Print the passage of the comments on Regulation 274 verbatim, from "You guys work" to "occasional teachers. Wow!!".

SUPPLIED PASSAGE:
= = = = =
Thanks a lot for reading my comments and showing your support for Regulation 274. I will personally do everything I can to support seniority for OTs :)

You guys work very hard and deserve jobs before someone else coming in with family and friend connections. Nepotism is horrible for teachers and students. It also doesn't give our administrators much credibility either!! Take care!

Karen :)

Anonymous said...

Dear Anonymous for a 3rd time:

LOL ......

I am sorry, refer to my first I sent you and exclude the second.

PS- Read my comments more carefully for I support seniority for occasional teachers. Wow!!

Karen

Anonymous said...

Dear LTO teacher,

"I wouldn't hire someone with your negative attitude to be in our schools either, so good on those principals. Get out and let the ones with real talent and good attitudes help our students."

It is not a negative attitude that some people hold. They are just expressing their concerns for the way principals are hiring teachers these days. Yes, I am sure it has become frustrated for people like Peter who continue to put in their time and pay their dues. However, every year they have to reapply for jobs and work their "butts" off to impress a principal enough to keep coming back. Principals should not be the "gatekeepers" for a supply teacher's career.

I personally knew one LTO teacher who worked at my school last year and had an outstanding rapport with students, staff, and parents. Guess what happened? A trustee's son came through the door and snagged the next LTO and left this poor supply teacher out of work.

Principals will hire their family and friends before you too! Maybe if it happened to you, you would have a lot more respect for this new regulation :)

"Will I have a job for Sept now? Specifically one of the 4 jobs coming up at my school, where I know and love all of my students and their families and understand the working dynamics of the school and downtown, core environment?"

No, you will probably not, but I wouldn't look at it in a negative way. You will just have to get your feet wet with more supply work and work hard like everyone else towards finding other LTO positions. You shouldn't just be "entitled" to jobs just because you're a principal's favourite or go into a school more often than someone else. There are more teachers out there than just you :) There are lots of amazing teachers who are never called in for interviews let alone get job offers. Regulation 274 will now take away the hiring power of the administration and bring the best and brightest teachers forward.

"Thanks Regulation 274 for putting these pessimistic nut jobs in charge of our kids! :( "

Okay, that's very rude of you to call people names just because they hold a different opinion than you. Personally, I don't really like your attitude and wouldn't want you teaching at my school.

"P.S. I apologize for my harshness, but I just really believe in passion, proven success, community connections and dedication over seniority."

You should apologize! I also believe in passion and hard work too; however, seniority is the only way to counter nepotism that exists within our hiring system. Most jobs in this world honour seniority too :)

BTW, contract teachers have seniority and use it towards expanding their employment opportunities too. It's been going on for years now. I am with Peter on this one. Why should occasional teachers be the only group of teachers who are denied seniority? It makes absolutely no sense at all. Maybe if you had more years under your belt and saw how the game is played, you would have a lot more respect for seniority hiring. Best wishes!!
= = = = =
LISTED RECORDS:
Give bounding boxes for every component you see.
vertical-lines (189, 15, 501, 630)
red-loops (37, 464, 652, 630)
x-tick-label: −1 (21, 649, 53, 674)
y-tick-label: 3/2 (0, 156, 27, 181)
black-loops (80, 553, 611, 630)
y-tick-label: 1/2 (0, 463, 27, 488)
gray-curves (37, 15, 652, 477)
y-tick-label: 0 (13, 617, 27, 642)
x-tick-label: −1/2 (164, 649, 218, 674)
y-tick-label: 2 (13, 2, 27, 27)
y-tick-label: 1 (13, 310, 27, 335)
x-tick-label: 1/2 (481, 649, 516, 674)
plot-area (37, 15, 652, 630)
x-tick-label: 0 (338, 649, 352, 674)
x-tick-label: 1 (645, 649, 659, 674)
= = = = =
WRITTEN ANSWER:
You guys work very hard and deserve jobs before someone else coming in with family and friend connections. Nepotism is horrible for teachers and students. It also doesn't give our administrators much credibility either!! Take care!

Karen :)

Anonymous said...

Dear Anonymous for a 3rd time:

LOL ......

I am sorry, refer to my first I sent you and exclude the second.

PS- Read my comments more carefully for I support seniority for occasional teachers. Wow!!